- [INSTRUCTION] Collect each line containing "series".

** start TASK INPUT **

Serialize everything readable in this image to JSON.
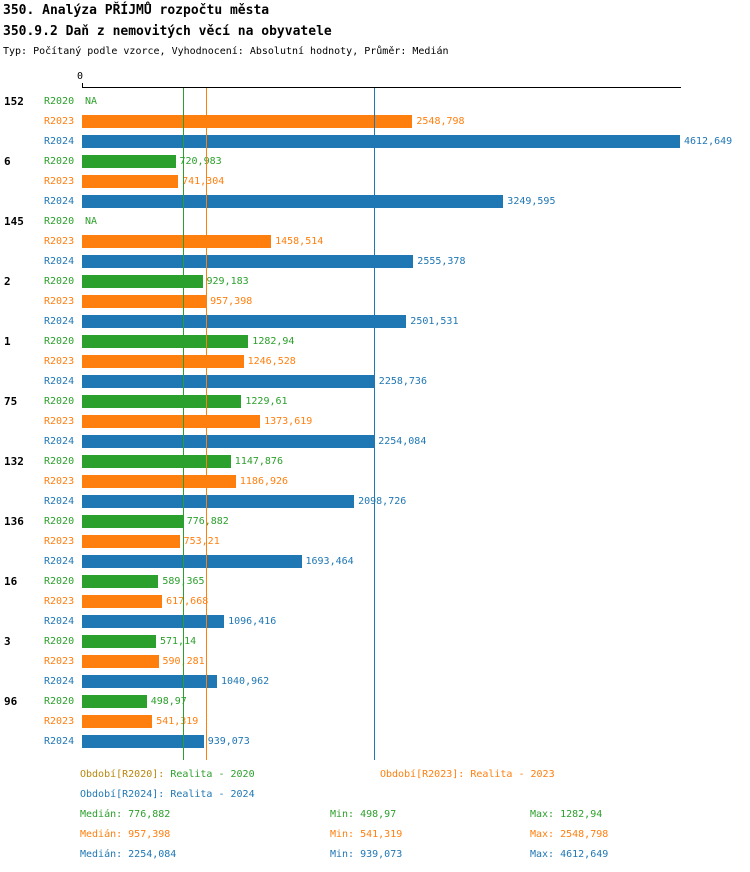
{
  "header": {
    "title": "350. Analýza PŘÍJMŮ rozpočtu města",
    "subtitle": "350.9.2 Daň z nemovitých věcí na obyvatele",
    "meta": "Typ: Počítaný podle vzorce, Vyhodnocení: Absolutní hodnoty, Průměr: Medián"
  },
  "colors": {
    "r2020": "#2ca02c",
    "r2023": "#ff7f0e",
    "r2024": "#1f77b4",
    "axis": "#000000"
  },
  "chart_data": {
    "type": "bar",
    "orientation": "horizontal",
    "title": "350. Analýza PŘÍJMŮ rozpočtu města",
    "subtitle": "350.9.2 Daň z nemovitých věcí na obyvatele",
    "x_origin_label": "0",
    "xlim": [
      0,
      4612.649
    ],
    "grid": false,
    "categories": [
      "152",
      "6",
      "145",
      "2",
      "1",
      "75",
      "132",
      "136",
      "16",
      "3",
      "96"
    ],
    "series": [
      {
        "name": "R2020",
        "color": "#2ca02c",
        "values": [
          null,
          720.983,
          null,
          929.183,
          1282.94,
          1229.61,
          1147.876,
          776.882,
          589.365,
          571.14,
          498.97
        ],
        "labels": [
          "NA",
          "720,983",
          "NA",
          "929,183",
          "1282,94",
          "1229,61",
          "1147,876",
          "776,882",
          "589,365",
          "571,14",
          "498,97"
        ]
      },
      {
        "name": "R2023",
        "color": "#ff7f0e",
        "values": [
          2548.798,
          741.304,
          1458.514,
          957.398,
          1246.528,
          1373.619,
          1186.926,
          753.21,
          617.668,
          590.281,
          541.319
        ],
        "labels": [
          "2548,798",
          "741,304",
          "1458,514",
          "957,398",
          "1246,528",
          "1373,619",
          "1186,926",
          "753,21",
          "617,668",
          "590,281",
          "541,319"
        ]
      },
      {
        "name": "R2024",
        "color": "#1f77b4",
        "values": [
          4612.649,
          3249.595,
          2555.378,
          2501.531,
          2258.736,
          2254.084,
          2098.726,
          1693.464,
          1096.416,
          1040.962,
          939.073
        ],
        "labels": [
          "4612,649",
          "3249,595",
          "2555,378",
          "2501,531",
          "2258,736",
          "2254,084",
          "2098,726",
          "1693,464",
          "1096,416",
          "1040,962",
          "939,073"
        ]
      }
    ],
    "median_lines": [
      {
        "series": "R2020",
        "value": 776.882,
        "color": "#2ca02c"
      },
      {
        "series": "R2023",
        "value": 957.398,
        "color": "#ff7f0e"
      },
      {
        "series": "R2024",
        "value": 2254.084,
        "color": "#1f77b4"
      }
    ]
  },
  "legend": {
    "rows": [
      [
        {
          "prefix": "Období[R2020]:",
          "label": "Realita - 2020",
          "prefix_color": "#b8860b",
          "color": "#2ca02c"
        },
        {
          "prefix": "Období[R2023]:",
          "label": "Realita - 2023",
          "prefix_color": "#ff7f0e",
          "color": "#ff7f0e"
        }
      ],
      [
        {
          "prefix": "Období[R2024]:",
          "label": "Realita - 2024",
          "prefix_color": "#1f77b4",
          "color": "#1f77b4"
        }
      ]
    ]
  },
  "stats": [
    {
      "color": "#2ca02c",
      "median": "Medián: 776,882",
      "min": "Min: 498,97",
      "max": "Max: 1282,94"
    },
    {
      "color": "#ff7f0e",
      "median": "Medián: 957,398",
      "min": "Min: 541,319",
      "max": "Max: 2548,798"
    },
    {
      "color": "#1f77b4",
      "median": "Medián: 2254,084",
      "min": "Min: 939,073",
      "max": "Max: 4612,649"
    }
  ]
}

** end TASK INPUT **

- [COMPLETED EXERCISE]
    "series": [
        "series": "R2020",
        "series": "R2023",
        "series": "R2024",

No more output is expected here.